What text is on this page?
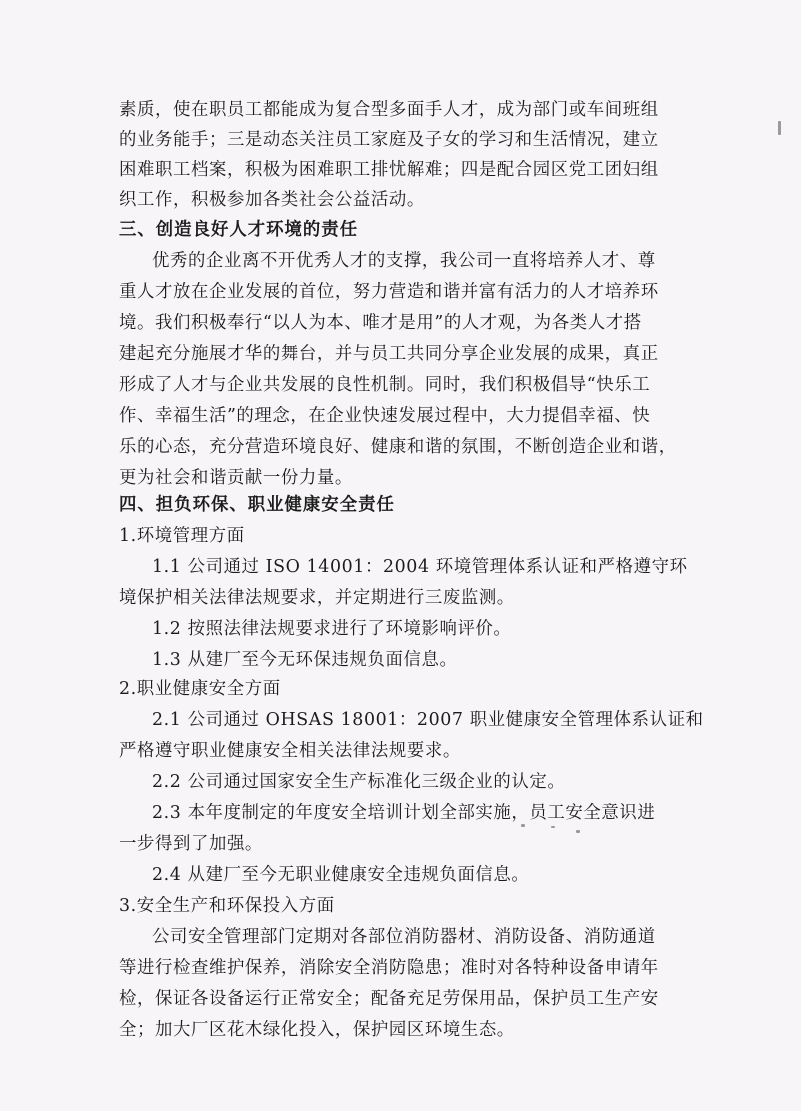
素质，使在职员工都能成为复合型多面手人才，成为部门或车间班组

的业务能手；三是动态关注员工家庭及子女的学习和生活情况，建立

困难职工档案，积极为困难职工排忧解难；四是配合园区党工团妇组

织工作，积极参加各类社会公益活动。

三、创造良好人才环境的责任

优秀的企业离不开优秀人才的支撑，我公司一直将培养人才、尊

重人才放在企业发展的首位，努力营造和谐并富有活力的人才培养环

境。我们积极奉行“以人为本、唯才是用”的人才观，为各类人才搭

建起充分施展才华的舞台，并与员工共同分享企业发展的成果，真正

形成了人才与企业共发展的良性机制。同时，我们积极倡导“快乐工

作、幸福生活”的理念，在企业快速发展过程中，大力提倡幸福、快

乐的心态，充分营造环境良好、健康和谐的氛围，不断创造企业和谐，

更为社会和谐贡献一份力量。

四、担负环保、职业健康安全责任

1.环境管理方面

1.1 公司通过 ISO 14001：2004 环境管理体系认证和严格遵守环

境保护相关法律法规要求，并定期进行三废监测。

1.2 按照法律法规要求进行了环境影响评价。

1.3 从建厂至今无环保违规负面信息。

2.职业健康安全方面

2.1 公司通过 OHSAS 18001：2007 职业健康安全管理体系认证和

严格遵守职业健康安全相关法律法规要求。

2.2 公司通过国家安全生产标准化三级企业的认定。

2.3 本年度制定的年度安全培训计划全部实施，员工安全意识进

一步得到了加强。

2.4 从建厂至今无职业健康安全违规负面信息。

3.安全生产和环保投入方面

公司安全管理部门定期对各部位消防器材、消防设备、消防通道

等进行检查维护保养，消除安全消防隐患；准时对各特种设备申请年

检，保证各设备运行正常安全；配备充足劳保用品，保护员工生产安

全；加大厂区花木绿化投入，保护园区环境生态。
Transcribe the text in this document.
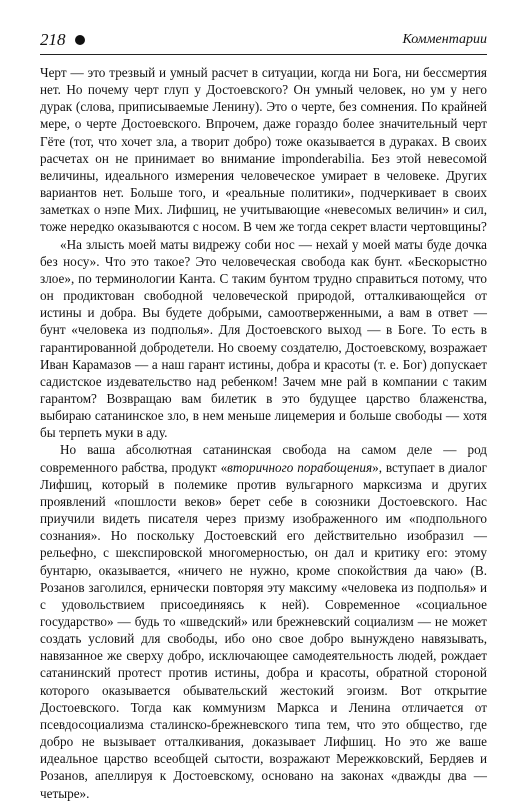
218	Комментарии

Черт — это трезвый и умный расчет в ситуации, когда ни Бога, ни бессмертия нет. Но почему черт глуп у Достоевского? Он умный человек, но ум у него дурак (слова, приписываемые Ленину). Это о черте, без сомнения. По крайней мере, о черте Достоевского. Впрочем, даже гораздо более значительный черт Гёте (тот, что хочет зла, а творит добро) тоже оказывается в дураках. В своих расчетах он не принимает во внимание imponderabilia. Без этой невесомой величины, идеального измерения человеческое умирает в человеке. Других вариантов нет. Больше того, и «реальные политики», подчеркивает в своих заметках о нэпе Мих. Лифшиц, не учитывающие «невесомых величин» и сил, тоже нередко оказываются с носом. В чем же тогда секрет власти чертовщины?

«На злысть моей маты видрежу соби нос — нехай у моей маты буде дочка без носу». Что это такое? Это человеческая свобода как бунт. «Бескорыстно злое», по терминологии Канта. С таким бунтом трудно справиться потому, что он продиктован свободной человеческой природой, отталкивающейся от истины и добра. Вы будете добрыми, самоотверженными, а вам в ответ — бунт «человека из подполья». Для Достоевского выход — в Боге. То есть в гарантированной добродетели. Но своему создателю, Достоевскому, возражает Иван Карамазов — а наш гарант истины, добра и красоты (т. е. Бог) допускает садистское издевательство над ребенком! Зачем мне рай в компании с таким гарантом? Возвращаю вам билетик в это будущее царство блаженства, выбираю сатанинское зло, в нем меньше лицемерия и больше свободы — хотя бы терпеть муки в аду.

Но ваша абсолютная сатанинская свобода на самом деле — род современного рабства, продукт «вторичного порабощения», вступает в диалог Лифшиц, который в полемике против вульгарного марксизма и других проявлений «пошлости веков» берет себе в союзники Достоевского. Нас приучили видеть писателя через призму изображенного им «подпольного сознания». Но поскольку Достоевский его действительно изобразил — рельефно, с шекспировской многомерностью, он дал и критику его: этому бунтарю, оказывается, «ничего не нужно, кроме спокойствия да чаю» (В. Розанов заголился, ернически повторяя эту максиму «человека из подполья» и с удовольствием присоединяясь к ней). Современное «социальное государство» — будь то «шведский» или брежневский социализм — не может создать условий для свободы, ибо оно свое добро вынуждено навязывать, навязанное же сверху добро, исключающее самодеятельность людей, рождает сатанинский протест против истины, добра и красоты, обратной стороной которого оказывается обывательский жестокий эгоизм. Вот открытие Достоевского. Тогда как коммунизм Маркса и Ленина отличается от псевдосоциализма сталинско-брежневского типа тем, что это общество, где добро не вызывает отталкивания, доказывает Лифшиц. Но это же ваше идеальное царство всеобщей сытости, возражают Мережковский, Бердяев и Розанов, апеллируя к Достоевскому, основано на законах «дважды два — четыре».
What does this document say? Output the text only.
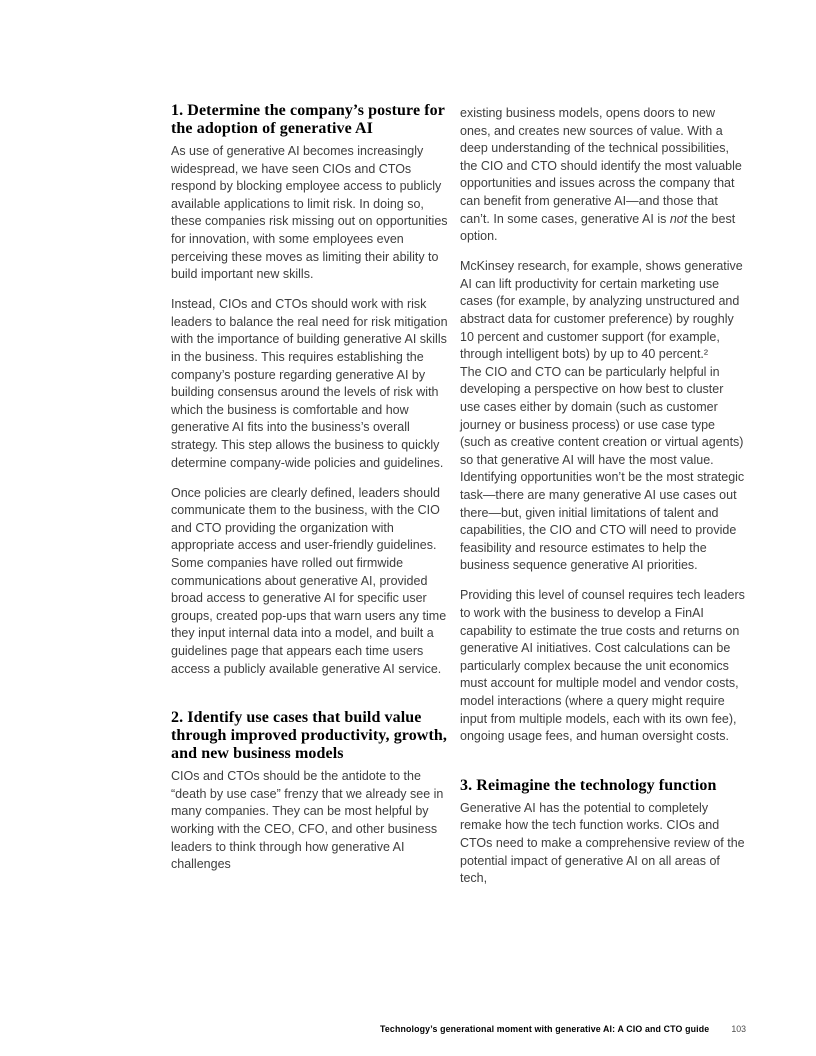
1. Determine the company’s posture for the adoption of generative AI

As use of generative AI becomes increasingly widespread, we have seen CIOs and CTOs respond by blocking employee access to publicly available applications to limit risk. In doing so, these companies risk missing out on opportunities for innovation, with some employees even perceiving these moves as limiting their ability to build important new skills.

Instead, CIOs and CTOs should work with risk leaders to balance the real need for risk mitigation with the importance of building generative AI skills in the business. This requires establishing the company’s posture regarding generative AI by building consensus around the levels of risk with which the business is comfortable and how generative AI fits into the business’s overall strategy. This step allows the business to quickly determine company-wide policies and guidelines.

Once policies are clearly defined, leaders should communicate them to the business, with the CIO and CTO providing the organization with appropriate access and user-friendly guidelines. Some companies have rolled out firmwide communications about generative AI, provided broad access to generative AI for specific user groups, created pop-ups that warn users any time they input internal data into a model, and built a guidelines page that appears each time users access a publicly available generative AI service.

2. Identify use cases that build value through improved productivity, growth, and new business models

CIOs and CTOs should be the antidote to the “death by use case” frenzy that we already see in many companies. They can be most helpful by working with the CEO, CFO, and other business leaders to think through how generative AI challenges

existing business models, opens doors to new ones, and creates new sources of value. With a deep understanding of the technical possibilities, the CIO and CTO should identify the most valuable opportunities and issues across the company that can benefit from generative AI—and those that can’t. In some cases, generative AI is not the best option.

McKinsey research, for example, shows generative AI can lift productivity for certain marketing use cases (for example, by analyzing unstructured and abstract data for customer preference) by roughly 10 percent and customer support (for example, through intelligent bots) by up to 40 percent.²
The CIO and CTO can be particularly helpful in developing a perspective on how best to cluster use cases either by domain (such as customer journey or business process) or use case type (such as creative content creation or virtual agents) so that generative AI will have the most value. Identifying opportunities won’t be the most strategic task—there are many generative AI use cases out there—but, given initial limitations of talent and capabilities, the CIO and CTO will need to provide feasibility and resource estimates to help the business sequence generative AI priorities.

Providing this level of counsel requires tech leaders to work with the business to develop a FinAI capability to estimate the true costs and returns on generative AI initiatives. Cost calculations can be particularly complex because the unit economics must account for multiple model and vendor costs, model interactions (where a query might require input from multiple models, each with its own fee), ongoing usage fees, and human oversight costs.

3. Reimagine the technology function

Generative AI has the potential to completely remake how the tech function works. CIOs and CTOs need to make a comprehensive review of the potential impact of generative AI on all areas of tech,

Technology’s generational moment with generative AI: A CIO and CTO guide	103
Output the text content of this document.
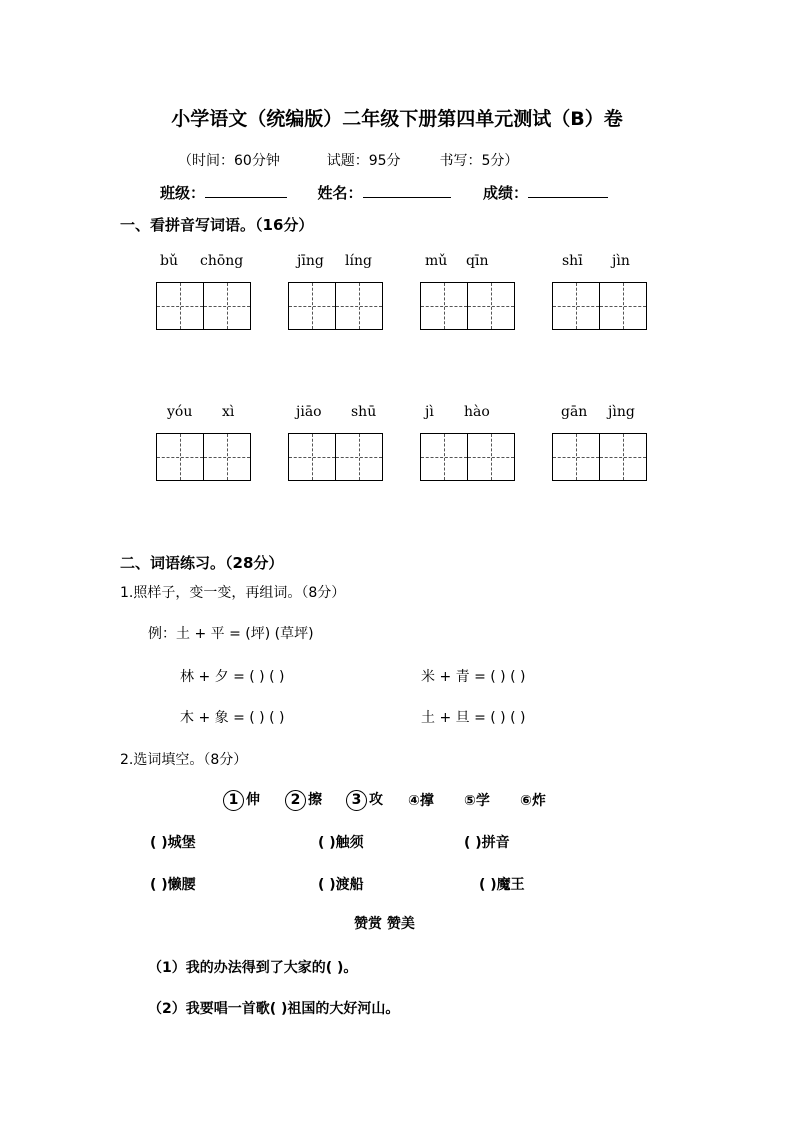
小学语文（统编版）二年级下册第四单元测试（B）卷
（时间：60分钟	试题：95分	书写：5分）
班级：	姓名：	成绩：
一、看拼音写词语。（16分）
bǔ chōng	jīng líng	mǔ qīn	shī jìn
yóu xì	jiāo shū	jì hào	gān jìng
二、词语练习。（28分）
1.照样子，变一变，再组词。（8分）
例：土 + 平 = (坪) (草坪)
林 + 夕 = ( ) ( )	米 + 青 = ( ) ( )
木 + 象 = ( ) ( )	土 + 旦 = ( ) ( )
2.选词填空。（8分）
1 伸	2 擦	3 攻 ④撑 ⑤学 ⑥炸
( )城堡	( )触须	( )拼音
( )懒腰	( )渡船	( )魔王
赞赏 赞美
（1）我的办法得到了大家的( )。
（2）我要唱一首歌( )祖国的大好河山。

====

* _DO THIS_:
Print again, word for word, every line from the line with "Output the text content of this document." to the final line of the records, inclusive; skip the pictures.

* _WRITTEN SOLUTION_:
Output the text content of this document.
小学语文（统编版）二年级下册第四单元测试（B）卷
（时间：60分钟	试题：95分	书写：5分）
班级：	姓名：	成绩：
一、看拼音写词语。（16分）
bǔ chōng	jīng líng	mǔ qīn	shī jìn
yóu xì	jiāo shū	jì hào	gān jìng
二、词语练习。（28分）
1.照样子，变一变，再组词。（8分）
例：土 + 平 = (坪) (草坪)
林 + 夕 = ( ) ( )	米 + 青 = ( ) ( )
木 + 象 = ( ) ( )	土 + 旦 = ( ) ( )
2.选词填空。（8分）
1 伸	2 擦	3 攻 ④撑 ⑤学 ⑥炸
( )城堡	( )触须	( )拼音
( )懒腰	( )渡船	( )魔王
赞赏 赞美
（1）我的办法得到了大家的( )。
（2）我要唱一首歌( )祖国的大好河山。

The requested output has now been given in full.